§ **Job**:
Without the pictures, set down the records below word for word.

§ **Records contained in a dataset**:

====================

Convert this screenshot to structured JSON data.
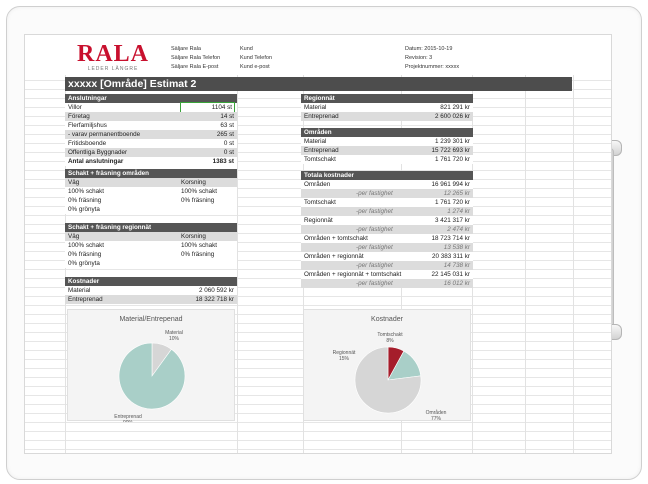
{
  "logo": {
    "name": "RALA",
    "tagline": "LEDER LÄNGRE"
  },
  "meta": {
    "col1": [
      "Säljare Rala",
      "Säljare Rala Telefon",
      "Säljare Rala E-post"
    ],
    "col2": [
      "Kund",
      "Kund Telefon",
      "Kund e-post"
    ],
    "col3": [
      "Datum: 2015-10-19",
      "Revision: 3",
      "Projektnummer: xxxxx"
    ]
  },
  "title": "xxxxx [Område] Estimat 2",
  "anslutningar": {
    "head": "Anslutningar",
    "rows": [
      {
        "label": "Villor",
        "value": "1104 st"
      },
      {
        "label": "Företag",
        "value": "14 st"
      },
      {
        "label": "Flerfamiljshus",
        "value": "63 st"
      },
      {
        "label": "- varav permanentboende",
        "value": "265 st"
      },
      {
        "label": "Fritidsboende",
        "value": "0 st"
      },
      {
        "label": "Offentliga Byggnader",
        "value": "0 st"
      },
      {
        "label": "Antal anslutningar",
        "value": "1383 st"
      }
    ]
  },
  "schakt_omraden": {
    "head": "Schakt + fräsning områden",
    "rows": [
      {
        "a": "Väg",
        "b": "Korsning"
      },
      {
        "a": "100% schakt",
        "b": "100% schakt"
      },
      {
        "a": "0% fräsning",
        "b": "0% fräsning"
      },
      {
        "a": "0% grönyta",
        "b": ""
      }
    ]
  },
  "schakt_regionnat": {
    "head": "Schakt + fräsning regionnät",
    "rows": [
      {
        "a": "Väg",
        "b": "Korsning"
      },
      {
        "a": "100% schakt",
        "b": "100% schakt"
      },
      {
        "a": "0% fräsning",
        "b": "0% fräsning"
      },
      {
        "a": "0% grönyta",
        "b": ""
      }
    ]
  },
  "kostnader": {
    "head": "Kostnader",
    "rows": [
      {
        "label": "Material",
        "value": "2 060 592 kr"
      },
      {
        "label": "Entreprenad",
        "value": "18 322 718 kr"
      }
    ]
  },
  "regionnat": {
    "head": "Regionnät",
    "rows": [
      {
        "label": "Material",
        "value": "821 291 kr"
      },
      {
        "label": "Entreprenad",
        "value": "2 600 026 kr"
      }
    ]
  },
  "omraden": {
    "head": "Områden",
    "rows": [
      {
        "label": "Material",
        "value": "1 239 301 kr"
      },
      {
        "label": "Entreprenad",
        "value": "15 722 693 kr"
      },
      {
        "label": "Tomtschakt",
        "value": "1 761 720 kr"
      }
    ]
  },
  "totala": {
    "head": "Totala kostnader",
    "rows": [
      {
        "label": "Områden",
        "value": "16 961 994 kr",
        "sub": false
      },
      {
        "label": "-per fastighet",
        "value": "12 265 kr",
        "sub": true
      },
      {
        "label": "Tomtschakt",
        "value": "1 761 720 kr",
        "sub": false
      },
      {
        "label": "-per fastighet",
        "value": "1 274 kr",
        "sub": true
      },
      {
        "label": "Regionnät",
        "value": "3 421 317 kr",
        "sub": false
      },
      {
        "label": "-per fastighet",
        "value": "2 474 kr",
        "sub": true
      },
      {
        "label": "Områden + tomtschakt",
        "value": "18 723 714 kr",
        "sub": false
      },
      {
        "label": "-per fastighet",
        "value": "13 538 kr",
        "sub": true
      },
      {
        "label": "Områden + regionnät",
        "value": "20 383 311 kr",
        "sub": false
      },
      {
        "label": "-per fastighet",
        "value": "14 738 kr",
        "sub": true
      },
      {
        "label": "Områden + regionnät + tomtschakt",
        "value": "22 145 031 kr",
        "sub": false
      },
      {
        "label": "-per fastighet",
        "value": "16 012 kr",
        "sub": true
      }
    ]
  },
  "chart_data": [
    {
      "type": "pie",
      "title": "Material/Entrepenad",
      "categories": [
        "Material",
        "Entreprenad"
      ],
      "values": [
        10,
        90
      ],
      "value_labels": [
        "10%",
        "90%"
      ],
      "colors": [
        "#d6d6d6",
        "#a9cfc8"
      ]
    },
    {
      "type": "pie",
      "title": "Kostnader",
      "categories": [
        "Tomtschakt",
        "Regionnät",
        "Områden"
      ],
      "values": [
        8,
        15,
        77
      ],
      "value_labels": [
        "8%",
        "15%",
        "77%"
      ],
      "colors": [
        "#a51d2b",
        "#a9cfc8",
        "#d6d6d6"
      ]
    }
  ]
}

====================

§ **Result**:
Convert this screenshot to structured JSON data.
{
  "logo": {
    "name": "RALA",
    "tagline": "LEDER LÄNGRE"
  },
  "meta": {
    "col1": [
      "Säljare Rala",
      "Säljare Rala Telefon",
      "Säljare Rala E-post"
    ],
    "col2": [
      "Kund",
      "Kund Telefon",
      "Kund e-post"
    ],
    "col3": [
      "Datum: 2015-10-19",
      "Revision: 3",
      "Projektnummer: xxxxx"
    ]
  },
  "title": "xxxxx [Område] Estimat 2",
  "anslutningar": {
    "head": "Anslutningar",
    "rows": [
      {
        "label": "Villor",
        "value": "1104 st"
      },
      {
        "label": "Företag",
        "value": "14 st"
      },
      {
        "label": "Flerfamiljshus",
        "value": "63 st"
      },
      {
        "label": "- varav permanentboende",
        "value": "265 st"
      },
      {
        "label": "Fritidsboende",
        "value": "0 st"
      },
      {
        "label": "Offentliga Byggnader",
        "value": "0 st"
      },
      {
        "label": "Antal anslutningar",
        "value": "1383 st"
      }
    ]
  },
  "schakt_omraden": {
    "head": "Schakt + fräsning områden",
    "rows": [
      {
        "a": "Väg",
        "b": "Korsning"
      },
      {
        "a": "100% schakt",
        "b": "100% schakt"
      },
      {
        "a": "0% fräsning",
        "b": "0% fräsning"
      },
      {
        "a": "0% grönyta",
        "b": ""
      }
    ]
  },
  "schakt_regionnat": {
    "head": "Schakt + fräsning regionnät",
    "rows": [
      {
        "a": "Väg",
        "b": "Korsning"
      },
      {
        "a": "100% schakt",
        "b": "100% schakt"
      },
      {
        "a": "0% fräsning",
        "b": "0% fräsning"
      },
      {
        "a": "0% grönyta",
        "b": ""
      }
    ]
  },
  "kostnader": {
    "head": "Kostnader",
    "rows": [
      {
        "label": "Material",
        "value": "2 060 592 kr"
      },
      {
        "label": "Entreprenad",
        "value": "18 322 718 kr"
      }
    ]
  },
  "regionnat": {
    "head": "Regionnät",
    "rows": [
      {
        "label": "Material",
        "value": "821 291 kr"
      },
      {
        "label": "Entreprenad",
        "value": "2 600 026 kr"
      }
    ]
  },
  "omraden": {
    "head": "Områden",
    "rows": [
      {
        "label": "Material",
        "value": "1 239 301 kr"
      },
      {
        "label": "Entreprenad",
        "value": "15 722 693 kr"
      },
      {
        "label": "Tomtschakt",
        "value": "1 761 720 kr"
      }
    ]
  },
  "totala": {
    "head": "Totala kostnader",
    "rows": [
      {
        "label": "Områden",
        "value": "16 961 994 kr",
        "sub": false
      },
      {
        "label": "-per fastighet",
        "value": "12 265 kr",
        "sub": true
      },
      {
        "label": "Tomtschakt",
        "value": "1 761 720 kr",
        "sub": false
      },
      {
        "label": "-per fastighet",
        "value": "1 274 kr",
        "sub": true
      },
      {
        "label": "Regionnät",
        "value": "3 421 317 kr",
        "sub": false
      },
      {
        "label": "-per fastighet",
        "value": "2 474 kr",
        "sub": true
      },
      {
        "label": "Områden + tomtschakt",
        "value": "18 723 714 kr",
        "sub": false
      },
      {
        "label": "-per fastighet",
        "value": "13 538 kr",
        "sub": true
      },
      {
        "label": "Områden + regionnät",
        "value": "20 383 311 kr",
        "sub": false
      },
      {
        "label": "-per fastighet",
        "value": "14 738 kr",
        "sub": true
      },
      {
        "label": "Områden + regionnät + tomtschakt",
        "value": "22 145 031 kr",
        "sub": false
      },
      {
        "label": "-per fastighet",
        "value": "16 012 kr",
        "sub": true
      }
    ]
  },
  "chart_data": [
    {
      "type": "pie",
      "title": "Material/Entrepenad",
      "categories": [
        "Material",
        "Entreprenad"
      ],
      "values": [
        10,
        90
      ],
      "value_labels": [
        "10%",
        "90%"
      ],
      "colors": [
        "#d6d6d6",
        "#a9cfc8"
      ]
    },
    {
      "type": "pie",
      "title": "Kostnader",
      "categories": [
        "Tomtschakt",
        "Regionnät",
        "Områden"
      ],
      "values": [
        8,
        15,
        77
      ],
      "value_labels": [
        "8%",
        "15%",
        "77%"
      ],
      "colors": [
        "#a51d2b",
        "#a9cfc8",
        "#d6d6d6"
      ]
    }
  ]
}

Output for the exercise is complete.